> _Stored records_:
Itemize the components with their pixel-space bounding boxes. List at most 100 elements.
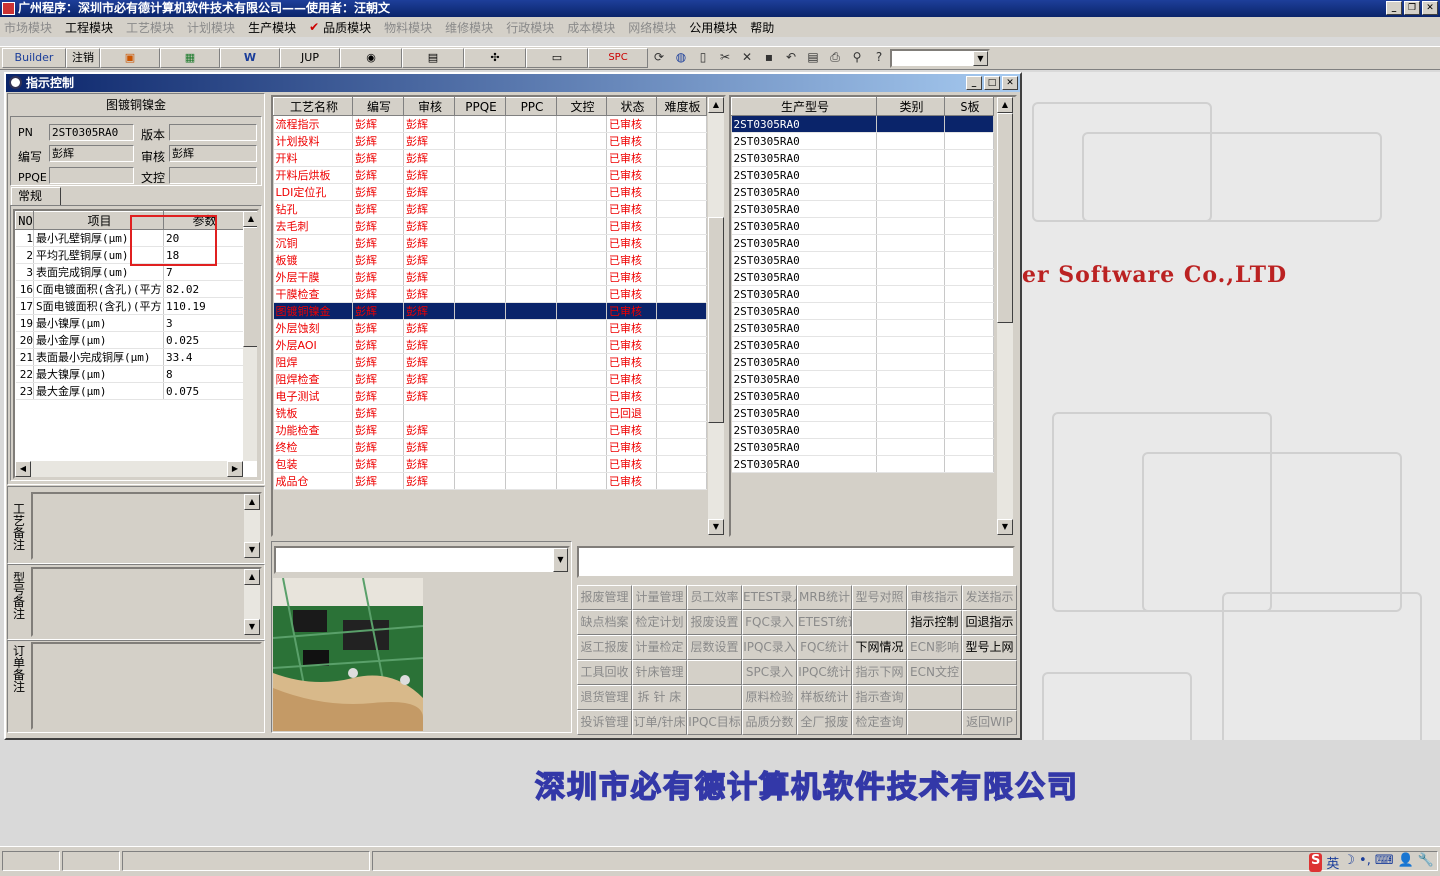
version-field[interactable] [169,124,257,141]
scroll-down-icon[interactable]: ▼ [708,519,724,535]
model-row[interactable]: 2ST0305RA0 [731,285,994,303]
function-button-31[interactable] [962,660,1017,685]
function-button-44[interactable]: 全厂报废 [797,710,852,735]
process-row[interactable]: 阻焊 彭辉 彭辉 已审核 [273,353,707,371]
process-row[interactable]: 干膜检查 彭辉 彭辉 已审核 [273,285,707,303]
function-button-16[interactable]: 返工报废 [577,635,632,660]
logout-button[interactable]: 注销 [66,48,100,68]
child-close-button[interactable]: ✕ [1002,76,1018,90]
process-row[interactable]: 铣板 彭辉 已回退 [273,404,707,422]
function-button-18[interactable]: 层数设置 [687,635,742,660]
process-row[interactable]: 开料后烘板 彭辉 彭辉 已审核 [273,166,707,184]
function-button-30[interactable]: ECN文控 [907,660,962,685]
menu-item-12[interactable]: 帮助 [750,19,774,36]
model-vscroll[interactable]: ▲ ▼ [997,97,1013,535]
process-row[interactable]: 外层蚀刻 彭辉 彭辉 已审核 [273,319,707,337]
process-notes-field[interactable]: ▲ ▼ [31,492,262,560]
model-row[interactable]: 2ST0305RA0 [731,200,994,218]
model-row[interactable]: 2ST0305RA0 [731,353,994,371]
scroll-up-icon[interactable]: ▲ [244,569,260,585]
wrench-icon[interactable]: 🔧 [1418,853,1434,872]
function-button-0[interactable]: 报废管理 [577,585,632,610]
menu-item-1[interactable]: 工程模块 [65,19,113,36]
params-vscroll[interactable]: ▲ [243,211,257,461]
process-row[interactable]: 外层AOI 彭辉 彭辉 已审核 [273,336,707,354]
function-button-9[interactable]: 检定计划 [632,610,687,635]
child-maximize-button[interactable]: □ [984,76,1000,90]
model-row[interactable]: 2ST0305RA0 [731,404,994,422]
new-file-icon[interactable]: ▯ [692,48,714,68]
model-row[interactable]: 2ST0305RA0 [731,319,994,337]
function-button-29[interactable]: 指示下网 [852,660,907,685]
function-button-28[interactable]: IPQC统计 [797,660,852,685]
child-minimize-button[interactable]: _ [966,76,982,90]
process-row[interactable]: 电子测试 彭辉 彭辉 已审核 [273,387,707,405]
menu-item-5[interactable]: 品质模块 [323,19,371,36]
scroll-down-icon[interactable]: ▼ [244,619,260,635]
model-row[interactable]: 2ST0305RA0 [731,302,994,320]
toolbar-combo[interactable]: ▼ [890,48,990,68]
function-button-1[interactable]: 计量管理 [632,585,687,610]
process-row[interactable]: 成品仓 彭辉 彭辉 已审核 [273,472,707,490]
image-select[interactable]: ▼ [274,546,570,574]
ime-language[interactable]: 英 [1326,853,1339,872]
function-button-42[interactable]: IPQC目标 [687,710,742,735]
process-row[interactable]: 图镀铜镍金 彭辉 彭辉 已审核 [273,302,707,320]
menu-item-8[interactable]: 行政模块 [506,19,554,36]
scroll-up-icon[interactable]: ▲ [244,494,260,510]
find-icon[interactable]: ⚲ [846,48,868,68]
function-button-15[interactable]: 回退指示 [962,610,1017,635]
process-row[interactable]: 外层干膜 彭辉 彭辉 已审核 [273,268,707,286]
process-header-5[interactable]: 文控 [556,97,607,116]
function-button-23[interactable]: 型号上网 [962,635,1017,660]
model-row[interactable]: 2ST0305RA0 [731,370,994,388]
params-hscroll[interactable]: ◀ ▶ [15,461,243,477]
eye-icon[interactable]: ◉ [340,48,402,68]
excel-icon[interactable]: ▦ [160,48,220,68]
function-button-40[interactable]: 投诉管理 [577,710,632,735]
process-header-7[interactable]: 难度板 [656,97,707,116]
process-row[interactable]: 功能检查 彭辉 彭辉 已审核 [273,421,707,439]
param-row[interactable]: 3 表面完成铜厚(um) 7 [15,263,244,281]
function-button-8[interactable]: 缺点档案 [577,610,632,635]
cut-icon[interactable]: ✂ [714,48,736,68]
minimize-button[interactable]: _ [1386,1,1402,15]
scroll-up-icon[interactable]: ▲ [243,211,257,227]
model-header-2[interactable]: S板 [944,97,994,116]
restore-button[interactable]: ❐ [1404,1,1420,15]
function-button-46[interactable] [907,710,962,735]
model-row[interactable]: 2ST0305RA0 [731,455,994,473]
model-grid[interactable]: 生产型号 类别 S板 2ST0305RA0 2ST0305RA0 2ST0305RA0 2… [729,95,1017,537]
function-button-45[interactable]: 检定查询 [852,710,907,735]
jup-button[interactable]: JUP [280,48,340,68]
ppqe-field[interactable] [49,167,134,184]
computer-icon[interactable]: ▭ [526,48,588,68]
process-header-2[interactable]: 审核 [403,97,455,116]
process-row[interactable]: 计划投料 彭辉 彭辉 已审核 [273,132,707,150]
process-row[interactable]: 阻焊检查 彭辉 彭辉 已审核 [273,370,707,388]
function-button-5[interactable]: 型号对照 [852,585,907,610]
function-button-10[interactable]: 报废设置 [687,610,742,635]
param-header-no[interactable]: NO [15,211,34,230]
reviewer-field[interactable]: 彭辉 [169,145,257,162]
param-row[interactable]: 20 最小金厚(μm) 0.025 [15,331,244,349]
model-row[interactable]: 2ST0305RA0 [731,336,994,354]
process-header-1[interactable]: 编写 [352,97,404,116]
model-row[interactable]: 2ST0305RA0 [731,421,994,439]
powerpoint-icon[interactable]: ▣ [100,48,160,68]
moon-icon[interactable]: ☽ [1343,853,1355,872]
menu-item-11[interactable]: 公用模块 [689,19,737,36]
menu-item-10[interactable]: 网络模块 [628,19,676,36]
param-row[interactable]: 23 最大金厚(μm) 0.075 [15,382,244,400]
function-button-21[interactable]: 下网情况 [852,635,907,660]
scroll-left-icon[interactable]: ◀ [15,461,31,477]
database-icon[interactable]: ▤ [402,48,464,68]
model-notes-field[interactable]: ▲ ▼ [31,567,262,637]
function-button-20[interactable]: FQC统计 [797,635,852,660]
chevron-down-icon[interactable]: ▼ [553,548,568,572]
network-icon[interactable]: ✣ [464,48,526,68]
function-button-3[interactable]: ETEST录入 [742,585,797,610]
process-row[interactable]: LDI定位孔 彭辉 彭辉 已审核 [273,183,707,201]
function-button-13[interactable] [852,610,907,635]
keyboard-icon[interactable]: ⌨ [1375,853,1394,872]
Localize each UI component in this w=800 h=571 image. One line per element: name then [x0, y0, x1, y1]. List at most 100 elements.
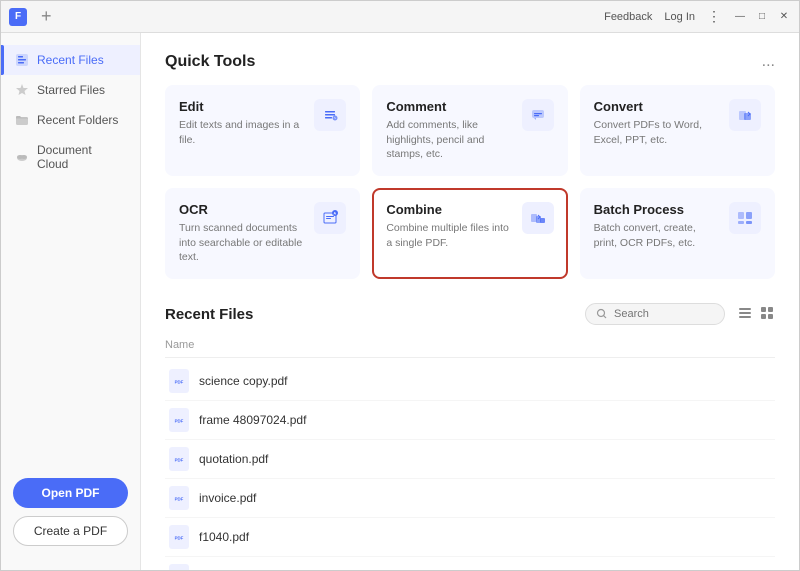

> _EXERCISE DETAILS_: Format every line of the records as a Markdown table with the columns Row and Line, numbering each row and omitting blank lines. Exclude the pictures from the table.

> _EXERCISE OUTPUT_:
| Row | Line |
|---|---|
| 1 | Itemize the components with their pixel-space bounding boxes. List at most 100 elements. |
| 2 | version-field[interactable] [169,124,257,141] |
| 3 | scroll-down-icon[interactable]: ▼ [708,519,724,535] |
| 4 | model-row[interactable]: 2ST0305RA0 [731,285,994,303] |
| 5 | function-button-31[interactable] [962,660,1017,685] |
| 6 | function-button-44[interactable]: 全厂报废 [797,710,852,735] |
| 7 | process-row[interactable]: 阻焊 彭辉 彭辉 已审核 [273,353,707,371] |
| 8 | process-row[interactable]: 干膜检查 彭辉 彭辉 已审核 [273,285,707,303] |
| 9 | function-button-16[interactable]: 返工报废 [577,635,632,660] |
| 10 | logout-button[interactable]: 注销 [66,48,100,68] |
| 11 | child-close-button[interactable]: ✕ [1002,76,1018,90] |
| 12 | process-row[interactable]: 铣板 彭辉 已回退 [273,404,707,422] |
| 13 | function-button-18[interactable]: 层数设置 [687,635,742,660] |
| 14 | process-row[interactable]: 开料后烘板 彭辉 彭辉 已审核 [273,166,707,184] |
| 15 | function-button-30[interactable]: ECN文控 [907,660,962,685] |
| 16 | menu-item-12[interactable]: 帮助 [750,19,774,36] |
| 17 | model-vscroll[interactable]: ▲ ▼ [997,97,1013,535] |
| 18 | process-row[interactable]: 外层蚀刻 彭辉 彭辉 已审核 [273,319,707,337] |
| 19 | process-notes-field[interactable]: ▲ ▼ [31,492,262,560] |
| 20 | model-row[interactable]: 2ST0305RA0 [731,200,994,218] |
| 21 | model-row[interactable]: 2ST0305RA0 [731,353,994,371] |
| 22 | scroll-up-icon[interactable]: ▲ [244,569,260,585] |
| 23 | wrench-icon[interactable]: 🔧 [1418,853,1434,872] |
| 24 | function-button-0[interactable]: 报废管理 [577,585,632,610] |
| 25 | menu-item-1[interactable]: 工程模块 [65,19,113,36] |
| 26 | params-vscroll[interactable]: ▲ [243,211,257,461] |
| 27 | process-row[interactable]: 外层AOI 彭辉 彭辉 已审核 [273,336,707,354] |
| 28 | function-button-9[interactable]: 检定计划 [632,610,687,635] |
| 29 | child-maximize-button[interactable]: □ [984,76,1000,90] |
| 30 | model-row[interactable]: 2ST0305RA0 [731,404,994,422] |
| 31 | new-file-icon[interactable]: ▯ [692,48,714,68] |
| 32 | model-row[interactable]: 2ST0305RA0 [731,319,994,337] |
| 33 | function-button-29[interactable]: 指示下网 [852,660,907,685] |
| 34 | function-button-28[interactable]: IPQC统计 [797,660,852,685] |
| 35 | child-minimize-button[interactable]: _ [966,76,982,90] |
| 36 | process-row[interactable]: 电子测试 彭辉 彭辉 已审核 [273,387,707,405] |
| 37 | menu-item-5[interactable]: 品质模块 [323,19,371,36] |
| 38 | scroll-down-icon[interactable]: ▼ [244,619,260,635] |
| 39 | model-row[interactable]: 2ST0305RA0 [731,302,994,320] |
| 40 | toolbar-combo[interactable]: ▼ [890,48,990,68] |
| 41 | function-button-1[interactable]: 计量管理 [632,585,687,610] |
| 42 | process-row[interactable]: 成品仓 彭辉 彭辉 已审核 [273,472,707,490] |
| 43 | image-select[interactable]: ▼ [274,546,570,574] |
| 44 | ime-language[interactable]: 英 [1326,853,1339,872] |
| 45 | function-button-42[interactable]: IPQC目标 [687,710,742,735] |
| 46 | process-row[interactable]: 图镀铜镍金 彭辉 彭辉 已审核 [273,302,707,320] |
| 47 | menu-item-8[interactable]: 行政模块 [506,19,554,36] |
| 48 | scroll-up-icon[interactable]: ▲ [244,494,260,510] |
| 49 | find-icon[interactable]: ⚲ [846,48,868,68] |
| 50 | function-button-15[interactable]: 回退指示 [962,610,1017,635] |
| 51 | process-row[interactable]: 外层干膜 彭辉 彭辉 已审核 [273,268,707,286] |
| 52 | process-header-5[interactable]: 文控 [556,97,607,116] |
| 53 | function-button-23[interactable]: 型号上网 [962,635,1017,660] |
| 54 | model-row[interactable]: 2ST0305RA0 [731,370,994,388] |
| 55 | params-hscroll[interactable]: ◀ ▶ [15,461,243,477] |
| 56 | eye-icon[interactable]: ◉ [340,48,402,68] |
| 57 | excel-icon[interactable]: ▦ [160,48,220,68] |
| 58 | function-button-40[interactable]: 投诉管理 [577,710,632,735] |
| 59 | process-header-7[interactable]: 难度板 [656,97,707,116] |
| 60 | process-row[interactable]: 功能检查 彭辉 彭辉 已审核 [273,421,707,439] |
| 61 | param-row[interactable]: 3 表面完成铜厚(um) 7 [15,263,244,281] |
| 62 | function-button-8[interactable]: 缺点档案 [577,610,632,635] |
| 63 | cut-icon[interactable]: ✂ [714,48,736,68] |
| 64 | minimize-button[interactable]: _ [1386,1,1402,15] |
| 65 | scroll-up-icon[interactable]: ▲ [243,211,257,227] |
| 66 | model-header-2[interactable]: S板 [944,97,994,116] |
| 67 | restore-button[interactable]: ❐ [1404,1,1420,15] |
| 68 | function-button-46[interactable] [907,710,962,735] |
| 69 | model-row[interactable]: 2ST0305RA0 [731,455,994,473] |
| 70 | model-grid[interactable]: 生产型号 类别 S板 2ST0305RA0 2ST0305RA0 2ST0305RA0 2… [729,95,1017,537] |
| 71 | function-button-45[interactable]: 检定查询 [852,710,907,735] |
| 72 | jup-button[interactable]: JUP [280,48,340,68] |
| 73 | ppqe-field[interactable] [49,167,134,184] |
| 74 | computer-icon[interactable]: ▭ [526,48,588,68] |
| 75 | process-header-2[interactable]: 审核 [403,97,455,116] |
| 76 | process-row[interactable]: 计划投料 彭辉 彭辉 已审核 [273,132,707,150] |
| 77 | process-row[interactable]: 阻焊检查 彭辉 彭辉 已审核 [273,370,707,388] |
| 78 | function-button-5[interactable]: 型号对照 [852,585,907,610] |
| 79 | function-button-10[interactable]: 报废设置 [687,610,742,635] |
| 80 | param-header-no[interactable]: NO [15,211,34,230] |
| 81 | reviewer-field[interactable]: 彭辉 [169,145,257,162] |
| 82 | param-row[interactable]: 20 最小金厚(μm) 0.025 [15,331,244,349] |
| 83 | model-row[interactable]: 2ST0305RA0 [731,336,994,354] |
| 84 | process-header-1[interactable]: 编写 [352,97,404,116] |
| 85 | model-row[interactable]: 2ST0305RA0 [731,421,994,439] |
| 86 | powerpoint-icon[interactable]: ▣ [100,48,160,68] |
| 87 | moon-icon[interactable]: ☽ [1343,853,1355,872] |
| 88 | menu-item-11[interactable]: 公用模块 [689,19,737,36] |
| 89 | menu-item-10[interactable]: 网络模块 [628,19,676,36] |
| 90 | param-row[interactable]: 23 最大金厚(μm) 0.075 [15,382,244,400] |
| 91 | function-button-21[interactable]: 下网情况 [852,635,907,660] |
| 92 | scroll-left-icon[interactable]: ◀ [15,461,31,477] |
| 93 | database-icon[interactable]: ▤ [402,48,464,68] |
| 94 | model-notes-field[interactable]: ▲ ▼ [31,567,262,637] |
| 95 | function-button-20[interactable]: FQC统计 [797,635,852,660] |
| 96 | chevron-down-icon[interactable]: ▼ [553,548,568,572] |
| 97 | network-icon[interactable]: ✣ [464,48,526,68] |
| 98 | function-button-3[interactable]: ETEST录入 [742,585,797,610] |
| 99 | process-row[interactable]: LDI定位孔 彭辉 彭辉 已审核 [273,183,707,201] |
| 100 | function-button-13[interactable] [852,610,907,635] |
| 101 | keyboard-icon[interactable]: ⌨ [1375,853,1394,872] |
| 102 | Localize each UI component in this w=800 h=571 image. One line per element: name then [x0, y0, x1, y1]. List at most 100 elements. |